### Work to do:
Look for the string "JSON" in the lines and copy each line that has it.
-- start Source records --
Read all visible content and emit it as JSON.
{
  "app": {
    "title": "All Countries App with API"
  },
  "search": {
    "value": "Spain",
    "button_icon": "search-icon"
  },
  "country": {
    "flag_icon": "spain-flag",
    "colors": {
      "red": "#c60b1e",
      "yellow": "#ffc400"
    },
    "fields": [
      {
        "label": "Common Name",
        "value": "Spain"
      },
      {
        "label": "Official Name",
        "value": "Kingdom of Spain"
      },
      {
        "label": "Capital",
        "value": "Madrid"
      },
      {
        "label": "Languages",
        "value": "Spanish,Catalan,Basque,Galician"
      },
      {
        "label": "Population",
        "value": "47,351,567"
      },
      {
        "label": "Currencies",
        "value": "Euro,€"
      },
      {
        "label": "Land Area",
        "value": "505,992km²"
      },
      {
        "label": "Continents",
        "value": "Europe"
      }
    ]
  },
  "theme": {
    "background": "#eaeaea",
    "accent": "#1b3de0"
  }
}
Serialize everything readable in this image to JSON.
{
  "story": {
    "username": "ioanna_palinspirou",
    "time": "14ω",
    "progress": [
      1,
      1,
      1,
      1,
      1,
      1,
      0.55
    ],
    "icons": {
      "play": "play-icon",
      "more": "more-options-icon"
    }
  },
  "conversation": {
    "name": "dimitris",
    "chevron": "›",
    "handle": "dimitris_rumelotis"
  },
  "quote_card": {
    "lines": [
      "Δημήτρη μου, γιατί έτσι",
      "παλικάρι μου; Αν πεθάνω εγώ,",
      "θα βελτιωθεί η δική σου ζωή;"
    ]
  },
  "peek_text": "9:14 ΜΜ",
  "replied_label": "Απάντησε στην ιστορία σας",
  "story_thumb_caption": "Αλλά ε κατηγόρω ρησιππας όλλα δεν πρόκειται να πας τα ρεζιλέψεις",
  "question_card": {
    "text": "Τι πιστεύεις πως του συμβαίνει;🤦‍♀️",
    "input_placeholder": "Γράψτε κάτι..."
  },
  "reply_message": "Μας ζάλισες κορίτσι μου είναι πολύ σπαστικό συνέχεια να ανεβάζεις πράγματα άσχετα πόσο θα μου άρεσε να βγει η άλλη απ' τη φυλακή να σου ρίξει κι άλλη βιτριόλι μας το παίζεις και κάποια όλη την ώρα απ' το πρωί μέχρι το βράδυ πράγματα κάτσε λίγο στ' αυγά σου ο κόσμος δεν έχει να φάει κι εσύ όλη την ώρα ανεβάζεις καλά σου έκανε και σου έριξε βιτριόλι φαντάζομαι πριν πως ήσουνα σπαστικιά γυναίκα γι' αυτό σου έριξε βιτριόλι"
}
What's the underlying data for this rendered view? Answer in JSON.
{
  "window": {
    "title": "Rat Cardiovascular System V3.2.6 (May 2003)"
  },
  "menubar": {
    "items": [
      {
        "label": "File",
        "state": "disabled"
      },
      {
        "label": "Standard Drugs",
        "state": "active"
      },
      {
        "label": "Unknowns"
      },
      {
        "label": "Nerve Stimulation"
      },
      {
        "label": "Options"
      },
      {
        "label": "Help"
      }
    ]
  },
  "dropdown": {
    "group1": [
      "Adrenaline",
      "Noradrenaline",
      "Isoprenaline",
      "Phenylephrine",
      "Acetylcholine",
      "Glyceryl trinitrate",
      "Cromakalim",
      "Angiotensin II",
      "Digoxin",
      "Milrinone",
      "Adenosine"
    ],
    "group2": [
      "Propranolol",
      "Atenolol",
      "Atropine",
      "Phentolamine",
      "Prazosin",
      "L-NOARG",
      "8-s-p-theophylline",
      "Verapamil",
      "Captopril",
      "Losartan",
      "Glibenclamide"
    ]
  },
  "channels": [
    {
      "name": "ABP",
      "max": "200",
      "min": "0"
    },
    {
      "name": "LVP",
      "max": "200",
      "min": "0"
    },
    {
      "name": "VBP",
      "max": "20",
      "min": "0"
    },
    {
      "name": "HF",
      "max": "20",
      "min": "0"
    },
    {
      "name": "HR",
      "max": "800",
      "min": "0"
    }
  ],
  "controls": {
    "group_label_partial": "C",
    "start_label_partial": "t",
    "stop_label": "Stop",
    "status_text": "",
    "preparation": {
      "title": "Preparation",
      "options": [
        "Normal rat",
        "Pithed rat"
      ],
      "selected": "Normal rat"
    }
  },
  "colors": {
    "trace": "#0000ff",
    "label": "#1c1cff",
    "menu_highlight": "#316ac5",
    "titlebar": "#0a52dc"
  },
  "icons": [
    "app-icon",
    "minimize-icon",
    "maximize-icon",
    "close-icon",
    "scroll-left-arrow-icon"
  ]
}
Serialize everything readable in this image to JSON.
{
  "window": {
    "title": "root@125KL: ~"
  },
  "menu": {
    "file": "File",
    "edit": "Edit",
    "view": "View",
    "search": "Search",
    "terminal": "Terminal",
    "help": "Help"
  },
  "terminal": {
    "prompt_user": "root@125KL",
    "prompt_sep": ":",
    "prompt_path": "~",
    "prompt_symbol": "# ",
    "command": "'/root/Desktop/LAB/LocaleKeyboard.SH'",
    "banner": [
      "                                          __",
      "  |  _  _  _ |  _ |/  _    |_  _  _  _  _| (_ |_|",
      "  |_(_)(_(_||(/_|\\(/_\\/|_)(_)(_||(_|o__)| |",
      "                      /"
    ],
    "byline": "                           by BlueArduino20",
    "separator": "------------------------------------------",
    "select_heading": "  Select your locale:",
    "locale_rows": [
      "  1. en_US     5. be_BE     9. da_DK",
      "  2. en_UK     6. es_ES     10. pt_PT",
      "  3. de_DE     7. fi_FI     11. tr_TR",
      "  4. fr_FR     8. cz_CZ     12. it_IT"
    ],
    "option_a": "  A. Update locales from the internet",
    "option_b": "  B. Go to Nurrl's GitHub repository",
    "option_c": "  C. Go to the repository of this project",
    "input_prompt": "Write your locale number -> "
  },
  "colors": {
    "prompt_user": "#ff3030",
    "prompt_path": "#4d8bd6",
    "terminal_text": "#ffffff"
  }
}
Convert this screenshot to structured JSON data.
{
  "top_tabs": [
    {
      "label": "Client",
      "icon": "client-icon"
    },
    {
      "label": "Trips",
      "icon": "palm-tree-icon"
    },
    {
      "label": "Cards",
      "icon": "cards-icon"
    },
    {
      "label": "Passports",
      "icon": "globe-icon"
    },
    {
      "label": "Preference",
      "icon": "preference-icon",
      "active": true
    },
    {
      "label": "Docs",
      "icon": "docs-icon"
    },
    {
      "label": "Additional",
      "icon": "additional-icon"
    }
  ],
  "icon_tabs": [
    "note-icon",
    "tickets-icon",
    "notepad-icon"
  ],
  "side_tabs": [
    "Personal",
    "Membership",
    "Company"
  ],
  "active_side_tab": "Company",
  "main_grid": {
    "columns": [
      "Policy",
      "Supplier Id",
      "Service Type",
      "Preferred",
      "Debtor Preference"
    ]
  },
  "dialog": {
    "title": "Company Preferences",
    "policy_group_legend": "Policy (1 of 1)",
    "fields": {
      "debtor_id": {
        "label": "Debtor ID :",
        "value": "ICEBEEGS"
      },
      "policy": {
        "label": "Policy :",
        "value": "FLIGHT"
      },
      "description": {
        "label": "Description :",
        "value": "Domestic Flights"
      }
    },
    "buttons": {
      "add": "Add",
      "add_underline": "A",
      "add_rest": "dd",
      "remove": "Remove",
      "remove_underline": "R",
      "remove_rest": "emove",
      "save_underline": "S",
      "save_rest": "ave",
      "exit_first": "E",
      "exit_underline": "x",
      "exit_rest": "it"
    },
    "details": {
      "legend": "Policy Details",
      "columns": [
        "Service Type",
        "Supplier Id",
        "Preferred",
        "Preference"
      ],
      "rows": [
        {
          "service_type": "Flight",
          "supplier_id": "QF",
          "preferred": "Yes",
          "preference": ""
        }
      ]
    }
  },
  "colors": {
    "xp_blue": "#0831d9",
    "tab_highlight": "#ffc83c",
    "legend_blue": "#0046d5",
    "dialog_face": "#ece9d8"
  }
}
-- end Source records --
### Answer below:
Read all visible content and emit it as JSON.
Serialize everything readable in this image to JSON.
What's the underlying data for this rendered view? Answer in JSON.
Serialize everything readable in this image to JSON.
Convert this screenshot to structured JSON data.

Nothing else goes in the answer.